## To do
Below is a set of records; print all of them exactly as written.

── Records for this task ──

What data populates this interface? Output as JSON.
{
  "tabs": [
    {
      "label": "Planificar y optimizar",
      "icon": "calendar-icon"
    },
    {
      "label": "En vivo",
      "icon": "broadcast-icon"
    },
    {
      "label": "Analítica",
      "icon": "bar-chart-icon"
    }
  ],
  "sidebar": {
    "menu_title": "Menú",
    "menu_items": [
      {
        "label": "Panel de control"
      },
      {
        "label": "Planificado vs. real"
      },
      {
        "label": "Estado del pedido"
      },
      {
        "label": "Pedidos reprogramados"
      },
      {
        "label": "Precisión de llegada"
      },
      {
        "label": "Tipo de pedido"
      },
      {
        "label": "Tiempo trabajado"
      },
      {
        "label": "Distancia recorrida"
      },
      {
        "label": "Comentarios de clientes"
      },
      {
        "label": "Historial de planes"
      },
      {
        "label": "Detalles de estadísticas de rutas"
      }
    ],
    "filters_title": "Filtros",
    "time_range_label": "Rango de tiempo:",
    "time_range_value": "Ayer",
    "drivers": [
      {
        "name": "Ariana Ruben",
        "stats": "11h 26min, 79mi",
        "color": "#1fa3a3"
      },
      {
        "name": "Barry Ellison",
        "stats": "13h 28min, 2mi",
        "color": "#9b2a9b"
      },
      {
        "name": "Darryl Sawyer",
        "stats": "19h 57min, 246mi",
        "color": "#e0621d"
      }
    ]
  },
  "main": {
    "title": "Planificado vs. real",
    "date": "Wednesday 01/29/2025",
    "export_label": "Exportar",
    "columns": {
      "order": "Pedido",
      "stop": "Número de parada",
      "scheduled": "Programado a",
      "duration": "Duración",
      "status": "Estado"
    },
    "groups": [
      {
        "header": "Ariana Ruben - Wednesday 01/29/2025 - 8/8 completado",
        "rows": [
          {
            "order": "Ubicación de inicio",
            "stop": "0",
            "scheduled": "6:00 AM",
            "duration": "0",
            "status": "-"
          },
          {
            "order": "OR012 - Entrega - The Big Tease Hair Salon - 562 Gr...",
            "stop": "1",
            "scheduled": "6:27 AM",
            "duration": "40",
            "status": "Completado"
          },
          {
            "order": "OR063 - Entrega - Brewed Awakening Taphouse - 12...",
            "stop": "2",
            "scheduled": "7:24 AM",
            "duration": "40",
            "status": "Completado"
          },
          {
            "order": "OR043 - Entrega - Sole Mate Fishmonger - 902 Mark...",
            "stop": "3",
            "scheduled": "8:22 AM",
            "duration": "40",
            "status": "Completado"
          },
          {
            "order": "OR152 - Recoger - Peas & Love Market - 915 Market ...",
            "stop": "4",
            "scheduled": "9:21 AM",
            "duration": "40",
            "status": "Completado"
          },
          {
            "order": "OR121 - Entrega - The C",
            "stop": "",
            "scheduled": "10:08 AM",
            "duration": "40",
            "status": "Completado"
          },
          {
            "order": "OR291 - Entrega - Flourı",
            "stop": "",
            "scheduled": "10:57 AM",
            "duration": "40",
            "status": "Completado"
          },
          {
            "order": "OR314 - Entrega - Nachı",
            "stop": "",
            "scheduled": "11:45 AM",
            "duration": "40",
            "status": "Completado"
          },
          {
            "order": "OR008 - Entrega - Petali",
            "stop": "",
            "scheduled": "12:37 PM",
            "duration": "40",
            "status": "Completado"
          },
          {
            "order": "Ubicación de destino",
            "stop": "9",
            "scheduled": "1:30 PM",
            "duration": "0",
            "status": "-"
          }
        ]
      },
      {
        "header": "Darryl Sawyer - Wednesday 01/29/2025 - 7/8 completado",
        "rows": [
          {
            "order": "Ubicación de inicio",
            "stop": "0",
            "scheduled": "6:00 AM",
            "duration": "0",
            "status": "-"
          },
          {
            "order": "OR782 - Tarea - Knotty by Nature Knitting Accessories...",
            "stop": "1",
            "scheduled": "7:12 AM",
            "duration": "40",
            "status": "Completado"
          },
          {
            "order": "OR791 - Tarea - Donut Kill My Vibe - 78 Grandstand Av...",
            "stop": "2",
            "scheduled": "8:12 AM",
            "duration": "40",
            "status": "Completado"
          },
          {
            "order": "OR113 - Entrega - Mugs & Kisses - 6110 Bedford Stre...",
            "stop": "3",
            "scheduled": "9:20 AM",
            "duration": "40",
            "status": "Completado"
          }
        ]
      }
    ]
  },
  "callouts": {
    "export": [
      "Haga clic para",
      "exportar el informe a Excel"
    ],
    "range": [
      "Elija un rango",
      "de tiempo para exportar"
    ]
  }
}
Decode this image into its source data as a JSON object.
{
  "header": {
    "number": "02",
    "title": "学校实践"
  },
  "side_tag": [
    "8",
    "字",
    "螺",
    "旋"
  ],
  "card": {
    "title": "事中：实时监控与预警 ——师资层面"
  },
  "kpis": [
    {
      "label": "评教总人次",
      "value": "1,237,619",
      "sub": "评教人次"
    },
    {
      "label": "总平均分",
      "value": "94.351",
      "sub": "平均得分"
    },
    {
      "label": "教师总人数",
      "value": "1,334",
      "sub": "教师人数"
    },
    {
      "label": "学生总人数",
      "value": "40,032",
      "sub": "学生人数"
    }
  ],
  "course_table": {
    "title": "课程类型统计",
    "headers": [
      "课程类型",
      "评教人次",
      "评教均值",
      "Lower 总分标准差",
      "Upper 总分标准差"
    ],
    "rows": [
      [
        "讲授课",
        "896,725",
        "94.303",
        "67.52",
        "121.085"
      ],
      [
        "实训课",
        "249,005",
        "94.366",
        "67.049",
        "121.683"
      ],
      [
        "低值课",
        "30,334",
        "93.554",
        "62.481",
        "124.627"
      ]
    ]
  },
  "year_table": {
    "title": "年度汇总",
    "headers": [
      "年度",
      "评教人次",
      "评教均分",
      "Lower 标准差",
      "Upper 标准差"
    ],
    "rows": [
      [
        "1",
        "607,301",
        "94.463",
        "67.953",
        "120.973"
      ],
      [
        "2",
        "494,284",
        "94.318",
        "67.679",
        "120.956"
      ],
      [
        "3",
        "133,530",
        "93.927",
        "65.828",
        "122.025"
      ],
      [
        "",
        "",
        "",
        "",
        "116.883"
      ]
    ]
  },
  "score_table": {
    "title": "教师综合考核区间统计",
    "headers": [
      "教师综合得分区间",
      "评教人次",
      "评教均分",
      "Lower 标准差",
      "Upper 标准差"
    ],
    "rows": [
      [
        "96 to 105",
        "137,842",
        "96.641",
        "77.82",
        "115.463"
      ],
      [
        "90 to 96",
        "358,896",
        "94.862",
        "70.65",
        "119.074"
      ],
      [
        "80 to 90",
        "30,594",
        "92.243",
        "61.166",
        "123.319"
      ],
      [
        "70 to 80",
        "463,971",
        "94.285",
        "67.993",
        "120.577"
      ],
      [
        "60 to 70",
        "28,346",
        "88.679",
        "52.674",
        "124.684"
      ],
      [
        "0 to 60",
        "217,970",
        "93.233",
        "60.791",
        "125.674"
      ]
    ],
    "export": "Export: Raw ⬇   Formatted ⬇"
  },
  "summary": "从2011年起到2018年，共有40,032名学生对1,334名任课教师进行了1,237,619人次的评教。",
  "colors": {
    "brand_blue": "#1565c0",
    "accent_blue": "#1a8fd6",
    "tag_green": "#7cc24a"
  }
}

───

## Result of the task
What data populates this interface? Output as JSON.
{
  "tabs": [
    {
      "label": "Planificar y optimizar",
      "icon": "calendar-icon"
    },
    {
      "label": "En vivo",
      "icon": "broadcast-icon"
    },
    {
      "label": "Analítica",
      "icon": "bar-chart-icon"
    }
  ],
  "sidebar": {
    "menu_title": "Menú",
    "menu_items": [
      {
        "label": "Panel de control"
      },
      {
        "label": "Planificado vs. real"
      },
      {
        "label": "Estado del pedido"
      },
      {
        "label": "Pedidos reprogramados"
      },
      {
        "label": "Precisión de llegada"
      },
      {
        "label": "Tipo de pedido"
      },
      {
        "label": "Tiempo trabajado"
      },
      {
        "label": "Distancia recorrida"
      },
      {
        "label": "Comentarios de clientes"
      },
      {
        "label": "Historial de planes"
      },
      {
        "label": "Detalles de estadísticas de rutas"
      }
    ],
    "filters_title": "Filtros",
    "time_range_label": "Rango de tiempo:",
    "time_range_value": "Ayer",
    "drivers": [
      {
        "name": "Ariana Ruben",
        "stats": "11h 26min, 79mi",
        "color": "#1fa3a3"
      },
      {
        "name": "Barry Ellison",
        "stats": "13h 28min, 2mi",
        "color": "#9b2a9b"
      },
      {
        "name": "Darryl Sawyer",
        "stats": "19h 57min, 246mi",
        "color": "#e0621d"
      }
    ]
  },
  "main": {
    "title": "Planificado vs. real",
    "date": "Wednesday 01/29/2025",
    "export_label": "Exportar",
    "columns": {
      "order": "Pedido",
      "stop": "Número de parada",
      "scheduled": "Programado a",
      "duration": "Duración",
      "status": "Estado"
    },
    "groups": [
      {
        "header": "Ariana Ruben - Wednesday 01/29/2025 - 8/8 completado",
        "rows": [
          {
            "order": "Ubicación de inicio",
            "stop": "0",
            "scheduled": "6:00 AM",
            "duration": "0",
            "status": "-"
          },
          {
            "order": "OR012 - Entrega - The Big Tease Hair Salon - 562 Gr...",
            "stop": "1",
            "scheduled": "6:27 AM",
            "duration": "40",
            "status": "Completado"
          },
          {
            "order": "OR063 - Entrega - Brewed Awakening Taphouse - 12...",
            "stop": "2",
            "scheduled": "7:24 AM",
            "duration": "40",
            "status": "Completado"
          },
          {
            "order": "OR043 - Entrega - Sole Mate Fishmonger - 902 Mark...",
            "stop": "3",
            "scheduled": "8:22 AM",
            "duration": "40",
            "status": "Completado"
          },
          {
            "order": "OR152 - Recoger - Peas & Love Market - 915 Market ...",
            "stop": "4",
            "scheduled": "9:21 AM",
            "duration": "40",
            "status": "Completado"
          },
          {
            "order": "OR121 - Entrega - The C",
            "stop": "",
            "scheduled": "10:08 AM",
            "duration": "40",
            "status": "Completado"
          },
          {
            "order": "OR291 - Entrega - Flourı",
            "stop": "",
            "scheduled": "10:57 AM",
            "duration": "40",
            "status": "Completado"
          },
          {
            "order": "OR314 - Entrega - Nachı",
            "stop": "",
            "scheduled": "11:45 AM",
            "duration": "40",
            "status": "Completado"
          },
          {
            "order": "OR008 - Entrega - Petali",
            "stop": "",
            "scheduled": "12:37 PM",
            "duration": "40",
            "status": "Completado"
          },
          {
            "order": "Ubicación de destino",
            "stop": "9",
            "scheduled": "1:30 PM",
            "duration": "0",
            "status": "-"
          }
        ]
      },
      {
        "header": "Darryl Sawyer - Wednesday 01/29/2025 - 7/8 completado",
        "rows": [
          {
            "order": "Ubicación de inicio",
            "stop": "0",
            "scheduled": "6:00 AM",
            "duration": "0",
            "status": "-"
          },
          {
            "order": "OR782 - Tarea - Knotty by Nature Knitting Accessories...",
            "stop": "1",
            "scheduled": "7:12 AM",
            "duration": "40",
            "status": "Completado"
          },
          {
            "order": "OR791 - Tarea - Donut Kill My Vibe - 78 Grandstand Av...",
            "stop": "2",
            "scheduled": "8:12 AM",
            "duration": "40",
            "status": "Completado"
          },
          {
            "order": "OR113 - Entrega - Mugs & Kisses - 6110 Bedford Stre...",
            "stop": "3",
            "scheduled": "9:20 AM",
            "duration": "40",
            "status": "Completado"
          }
        ]
      }
    ]
  },
  "callouts": {
    "export": [
      "Haga clic para",
      "exportar el informe a Excel"
    ],
    "range": [
      "Elija un rango",
      "de tiempo para exportar"
    ]
  }
}
Decode this image into its source data as a JSON object.
{
  "header": {
    "number": "02",
    "title": "学校实践"
  },
  "side_tag": [
    "8",
    "字",
    "螺",
    "旋"
  ],
  "card": {
    "title": "事中：实时监控与预警 ——师资层面"
  },
  "kpis": [
    {
      "label": "评教总人次",
      "value": "1,237,619",
      "sub": "评教人次"
    },
    {
      "label": "总平均分",
      "value": "94.351",
      "sub": "平均得分"
    },
    {
      "label": "教师总人数",
      "value": "1,334",
      "sub": "教师人数"
    },
    {
      "label": "学生总人数",
      "value": "40,032",
      "sub": "学生人数"
    }
  ],
  "course_table": {
    "title": "课程类型统计",
    "headers": [
      "课程类型",
      "评教人次",
      "评教均值",
      "Lower 总分标准差",
      "Upper 总分标准差"
    ],
    "rows": [
      [
        "讲授课",
        "896,725",
        "94.303",
        "67.52",
        "121.085"
      ],
      [
        "实训课",
        "249,005",
        "94.366",
        "67.049",
        "121.683"
      ],
      [
        "低值课",
        "30,334",
        "93.554",
        "62.481",
        "124.627"
      ]
    ]
  },
  "year_table": {
    "title": "年度汇总",
    "headers": [
      "年度",
      "评教人次",
      "评教均分",
      "Lower 标准差",
      "Upper 标准差"
    ],
    "rows": [
      [
        "1",
        "607,301",
        "94.463",
        "67.953",
        "120.973"
      ],
      [
        "2",
        "494,284",
        "94.318",
        "67.679",
        "120.956"
      ],
      [
        "3",
        "133,530",
        "93.927",
        "65.828",
        "122.025"
      ],
      [
        "",
        "",
        "",
        "",
        "116.883"
      ]
    ]
  },
  "score_table": {
    "title": "教师综合考核区间统计",
    "headers": [
      "教师综合得分区间",
      "评教人次",
      "评教均分",
      "Lower 标准差",
      "Upper 标准差"
    ],
    "rows": [
      [
        "96 to 105",
        "137,842",
        "96.641",
        "77.82",
        "115.463"
      ],
      [
        "90 to 96",
        "358,896",
        "94.862",
        "70.65",
        "119.074"
      ],
      [
        "80 to 90",
        "30,594",
        "92.243",
        "61.166",
        "123.319"
      ],
      [
        "70 to 80",
        "463,971",
        "94.285",
        "67.993",
        "120.577"
      ],
      [
        "60 to 70",
        "28,346",
        "88.679",
        "52.674",
        "124.684"
      ],
      [
        "0 to 60",
        "217,970",
        "93.233",
        "60.791",
        "125.674"
      ]
    ],
    "export": "Export: Raw ⬇   Formatted ⬇"
  },
  "summary": "从2011年起到2018年，共有40,032名学生对1,334名任课教师进行了1,237,619人次的评教。",
  "colors": {
    "brand_blue": "#1565c0",
    "accent_blue": "#1a8fd6",
    "tag_green": "#7cc24a"
  }
}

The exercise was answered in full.